- **Text excerpt**
%%

JoshuaInNippon writes "The 10,000 km (6,200 mile) long Unity fiber optic cable, funded by Google and five East Asian communication companies, left Japanese shores on November 1st to be laid along the northern Pacific Ocean floor. The Japanese end of the cable is expected to be fused to the American end sometime around November 11th. The cable, which was announced in February of 2008 at a cost of around $300 million USD, has the theoretical capacity of 7.68 Tbps, but will be set at a capacity of about 4.8 Tbps (supposedly equivalent to about 75 million simultaneous phone calls) during its initial use. When Unity begins full operation sometime early next year, it is projected to increase internet traffic capacity between the two regions by over 20%, a wonderful boost to transpacific relations!"
That would be the case if one part would still be in Japan. However the cable left Japan, which must mean both sides (and everything in the middle) is ouside of Japan.
That maybe fine for you, but here in Japan the Internet is basically one big LAN.
So basically we have so much of the stuff tentacles are poking out of our USB ports.
What that does mean for us, here in the land of Hello Kitty, is faster access to a range of porn
featuring fewer celaphods and more girls with non-pixelized genitals.

%%

Image-based layout entries:

%%

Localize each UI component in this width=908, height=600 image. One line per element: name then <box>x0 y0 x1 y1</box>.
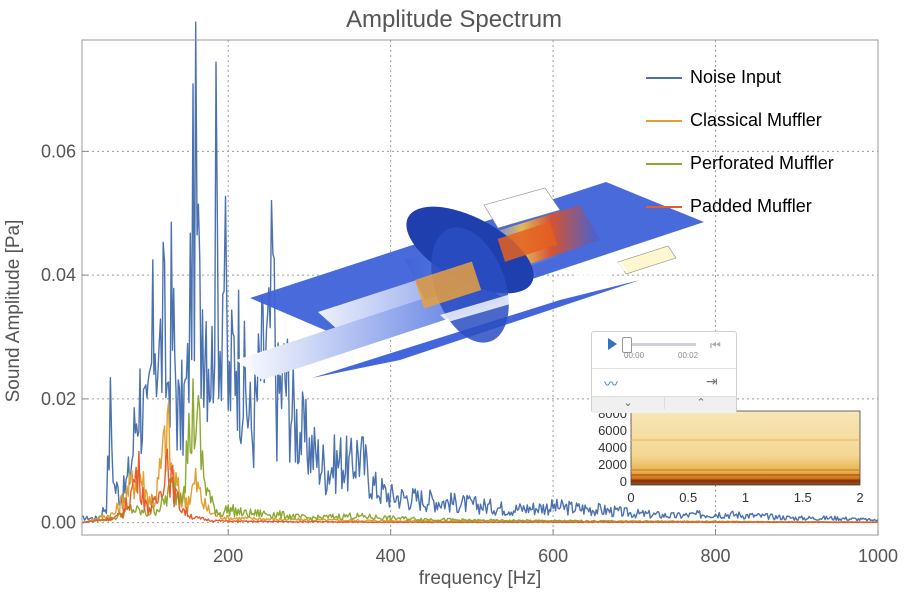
y-tick-label: 0.06 <box>41 141 76 161</box>
inset-y-tick-label: 4000 <box>598 440 627 455</box>
legend-label: Padded Muffler <box>690 196 812 216</box>
x-axis-label: frequency [Hz] <box>418 568 542 589</box>
legend-item: Classical Muffler <box>646 99 834 142</box>
legend: Noise Input Classical Muffler Perforated… <box>646 56 834 228</box>
muffler-render <box>236 182 704 380</box>
export-icon[interactable]: ⇥ <box>706 373 718 389</box>
x-tick-label: 800 <box>701 546 731 566</box>
legend-swatch <box>646 119 682 122</box>
legend-item: Perforated Muffler <box>646 142 834 185</box>
inset-y-tick-label: 2000 <box>598 457 627 472</box>
inset-x-tick-label: 0.5 <box>679 490 697 505</box>
time-end: 00:02 <box>678 351 699 360</box>
chart-title: Amplitude Spectrum <box>345 6 563 33</box>
legend-item: Padded Muffler <box>646 185 834 228</box>
skip-end-icon[interactable]: ⏮ <box>710 338 721 352</box>
x-tick-label: 200 <box>213 546 243 566</box>
x-tick-label: 400 <box>376 546 406 566</box>
y-tick-label: 0.02 <box>41 389 76 409</box>
chevron-down-icon[interactable]: ⌄ <box>623 397 633 409</box>
divider <box>592 368 736 369</box>
inset-x-tick-label: 0 <box>627 490 634 505</box>
play-icon[interactable] <box>608 338 617 350</box>
inset-x-tick-label: 1.5 <box>794 490 812 505</box>
audio-player: 00:00 00:02 ⏮ 〰 ⇥ ⌄ ⌃ <box>591 331 737 413</box>
legend-label: Noise Input <box>690 67 782 87</box>
plot-frame <box>81 39 879 536</box>
y-tick-label: 0.00 <box>41 513 76 533</box>
x-tick-label: 1000 <box>858 546 898 566</box>
y-tick-label: 0.04 <box>41 265 76 285</box>
series-layer <box>81 21 879 524</box>
inset-y-tick-label: 6000 <box>598 423 627 438</box>
inset-x-tick-label: 2 <box>856 490 863 505</box>
audio-progress-track[interactable] <box>624 343 696 346</box>
series-line-1 <box>81 21 879 522</box>
legend-item: Noise Input <box>646 56 834 99</box>
series-line-4 <box>81 448 879 524</box>
legend-swatch <box>646 162 682 165</box>
legend-label: Classical Muffler <box>690 110 822 130</box>
legend-swatch <box>646 76 682 79</box>
waveform-icon[interactable]: 〰 <box>604 376 618 392</box>
inset-x-tick-label: 1 <box>742 490 749 505</box>
inset-y-tick-label: 0 <box>620 474 627 489</box>
legend-swatch <box>646 205 682 208</box>
audio-progress-thumb[interactable] <box>622 337 632 353</box>
chevron-up-icon[interactable]: ⌃ <box>664 396 737 409</box>
x-tick-label: 600 <box>538 546 568 566</box>
legend-label: Perforated Muffler <box>690 153 834 173</box>
time-start: 00:00 <box>624 351 645 360</box>
y-axis-label: Sound Amplitude [Pa] <box>3 219 24 403</box>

%%

- **Given problem 1**
Which calendar dates that name a month appear in the text about the Unity fiber optic cable? Give each one as it appears.
- **Given problem 2**
Write out the text about the Unity cable word for word, between "That would be" and "one big LAN.", inclusive.
- **Given problem 3**
Extend the text about the Unity fiber optic cable, picking up after its final sentence.

- **Exercise answer 1**
November 1st
November 11th
February of 2008

- **Exercise answer 2**
That would be the case if one part would still be in Japan. However the cable left Japan, which must mean both sides (and everything in the middle) is ouside of Japan.
That maybe fine for you, but here in Japan the Internet is basically one big LAN.

- **Exercise answer 3**
I don't think women look at how guys spell as a factor for whether or not they're going to have sex. You seriously think that being a "good guy" will get you any sex? Think twice!:-)
No I don't actually.
On the other hand I do, somewhat belatedly, realize that I should have added some kind of sarcasm tags for the benefit of those who couldn't figure out that "when he learns how to spell" was a euphemism for "never."
So I've got a bunch of cable laying around, figure I'll run my own line from Japan to California. How does that work, exactly? I assume the cable is protected in some extremely strong waterproof and snag-proof sheath, but do they really just roll it off the ship, let it fall to the ocean floor, and there it sits? Do they have to occasionally throw a repeater overboard as well? I've always been curious how we're actually able to have these outrageously long cables under the sea and that it works, and works well enough that I believe cables are still the preferred method of data movement, with satellites being a distant second.
Don't forget sharks, that seem to be fooled by the electric field that results from the DC current powering the repeaters, and occasionally attack the cables. I believe newer cables include upgraded armor that is more shark-resistant.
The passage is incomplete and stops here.